Records shown |
^^^^^^^^^^^^^^^^

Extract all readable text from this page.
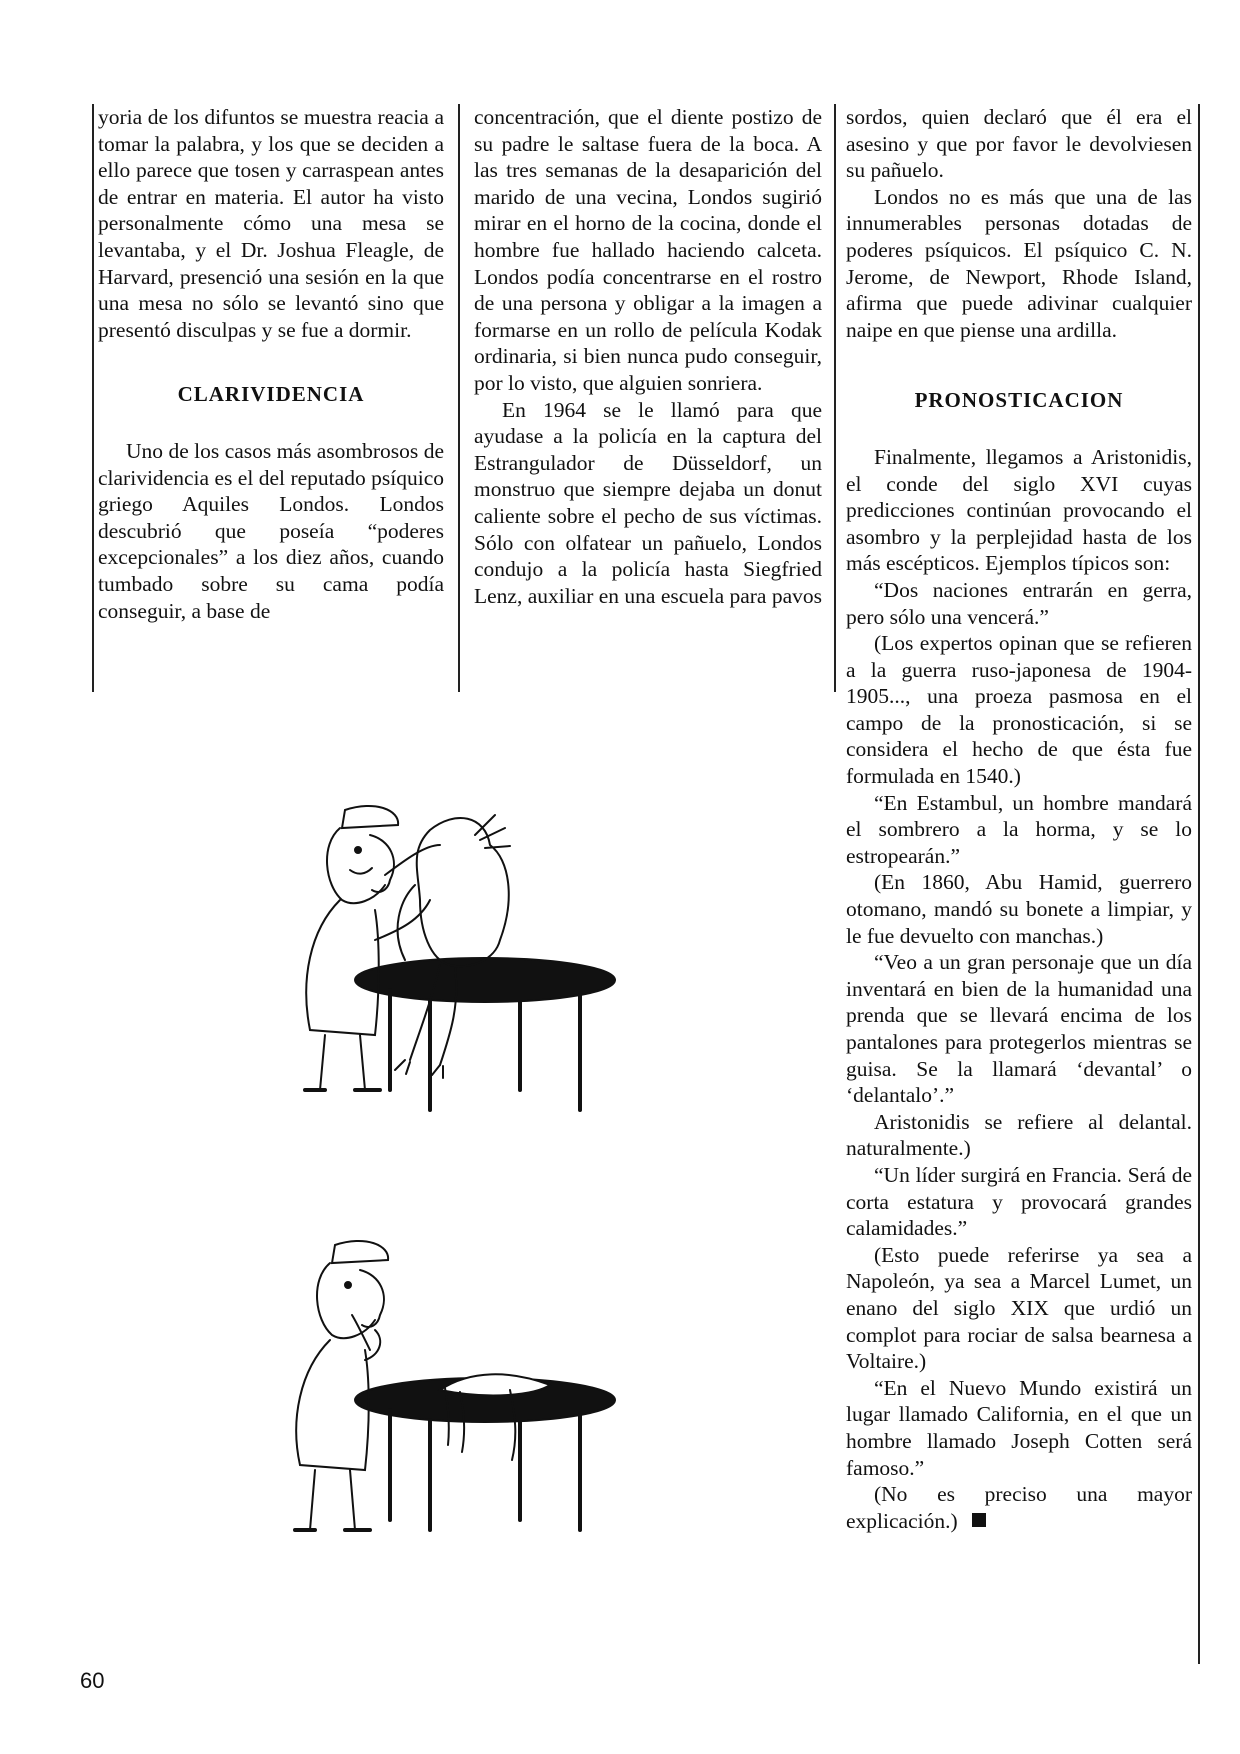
yoria de los difuntos se muestra reacia a tomar la palabra, y los que se deciden a ello parece que tosen y carraspean antes de entrar en materia. El autor ha visto personalmente cómo una mesa se levantaba, y el Dr. Joshua Fleagle, de Harvard, presenció una sesión en la que una mesa no sólo se levantó sino que presentó disculpas y se fue a dormir.

CLARIVIDENCIA

Uno de los casos más asombrosos de clarividencia es el del reputado psíquico griego Aquiles Londos. Londos descubrió que poseía “poderes excepcionales” a los diez años, cuando tumbado sobre su cama podía conseguir, a base de

concentración, que el diente postizo de su padre le saltase fuera de la boca. A las tres semanas de la desaparición del marido de una vecina, Londos sugirió mirar en el horno de la cocina, donde el hombre fue hallado haciendo calceta. Londos podía concentrarse en el rostro de una persona y obligar a la imagen a formarse en un rollo de película Kodak ordinaria, si bien nunca pudo conseguir, por lo visto, que alguien sonriera.

En 1964 se le llamó para que ayudase a la policía en la captura del Estrangulador de Düsseldorf, un monstruo que siempre dejaba un donut caliente sobre el pecho de sus víctimas. Sólo con olfatear un pañuelo, Londos condujo a la policía hasta Siegfried Lenz, auxiliar en una escuela para pavos

sordos, quien declaró que él era el asesino y que por favor le devolviesen su pañuelo.

Londos no es más que una de las innumerables personas dotadas de poderes psíquicos. El psíquico C. N. Jerome, de Newport, Rhode Island, afirma que puede adivinar cualquier naipe en que piense una ardilla.

PRONOSTICACION

Finalmente, llegamos a Aristonidis, el conde del siglo XVI cuyas predicciones continúan provocando el asombro y la perplejidad hasta de los más escépticos. Ejemplos típicos son:

“Dos naciones entrarán en gerra, pero sólo una vencerá.”

(Los expertos opinan que se refieren a la guerra ruso-japonesa de 1904-1905..., una proeza pasmosa en el campo de la pronosticación, si se considera el hecho de que ésta fue formulada en 1540.)

“En Estambul, un hombre mandará el sombrero a la horma, y se lo estropearán.”

(En 1860, Abu Hamid, guerrero otomano, mandó su bonete a limpiar, y le fue devuelto con manchas.)

“Veo a un gran personaje que un día inventará en bien de la humanidad una prenda que se llevará encima de los pantalones para protegerlos mientras se guisa. Se la llamará ‘devantal’ o ‘delantalo’.”

Aristonidis se refiere al delantal. naturalmente.)

“Un líder surgirá en Francia. Será de corta estatura y provocará grandes calamidades.”

(Esto puede referirse ya sea a Napoleón, ya sea a Marcel Lumet, un enano del siglo XIX que urdió un complot para rociar de salsa bearnesa a Voltaire.)

“En el Nuevo Mundo existirá un lugar llamado California, en el que un hombre llamado Joseph Cotten será famoso.”

(No es preciso una mayor explicación.)

60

^^^^^^^^^^^^^^^^

What you need to do |
Each entry shown above must be quoted exactly, with its pictures left out.

Response to the task |
Extract all readable text from this page.
yoria de los difuntos se muestra reacia a tomar la palabra, y los que se deciden a ello parece que tosen y carraspean antes de entrar en materia. El autor ha visto personalmente cómo una mesa se levantaba, y el Dr. Joshua Fleagle, de Harvard, presenció una sesión en la que una mesa no sólo se levantó sino que presentó disculpas y se fue a dormir.

CLARIVIDENCIA

Uno de los casos más asombrosos de clarividencia es el del reputado psíquico griego Aquiles Londos. Londos descubrió que poseía “poderes excepcionales” a los diez años, cuando tumbado sobre su cama podía conseguir, a base de

concentración, que el diente postizo de su padre le saltase fuera de la boca. A las tres semanas de la desaparición del marido de una vecina, Londos sugirió mirar en el horno de la cocina, donde el hombre fue hallado haciendo calceta. Londos podía concentrarse en el rostro de una persona y obligar a la imagen a formarse en un rollo de película Kodak ordinaria, si bien nunca pudo conseguir, por lo visto, que alguien sonriera.

En 1964 se le llamó para que ayudase a la policía en la captura del Estrangulador de Düsseldorf, un monstruo que siempre dejaba un donut caliente sobre el pecho de sus víctimas. Sólo con olfatear un pañuelo, Londos condujo a la policía hasta Siegfried Lenz, auxiliar en una escuela para pavos

sordos, quien declaró que él era el asesino y que por favor le devolviesen su pañuelo.

Londos no es más que una de las innumerables personas dotadas de poderes psíquicos. El psíquico C. N. Jerome, de Newport, Rhode Island, afirma que puede adivinar cualquier naipe en que piense una ardilla.

PRONOSTICACION

Finalmente, llegamos a Aristonidis, el conde del siglo XVI cuyas predicciones continúan provocando el asombro y la perplejidad hasta de los más escépticos. Ejemplos típicos son:

“Dos naciones entrarán en gerra, pero sólo una vencerá.”

(Los expertos opinan que se refieren a la guerra ruso-japonesa de 1904-1905..., una proeza pasmosa en el campo de la pronosticación, si se considera el hecho de que ésta fue formulada en 1540.)

“En Estambul, un hombre mandará el sombrero a la horma, y se lo estropearán.”

(En 1860, Abu Hamid, guerrero otomano, mandó su bonete a limpiar, y le fue devuelto con manchas.)

“Veo a un gran personaje que un día inventará en bien de la humanidad una prenda que se llevará encima de los pantalones para protegerlos mientras se guisa. Se la llamará ‘devantal’ o ‘delantalo’.”

Aristonidis se refiere al delantal. naturalmente.)

“Un líder surgirá en Francia. Será de corta estatura y provocará grandes calamidades.”

(Esto puede referirse ya sea a Napoleón, ya sea a Marcel Lumet, un enano del siglo XIX que urdió un complot para rociar de salsa bearnesa a Voltaire.)

“En el Nuevo Mundo existirá un lugar llamado California, en el que un hombre llamado Joseph Cotten será famoso.”

(No es preciso una mayor explicación.)

60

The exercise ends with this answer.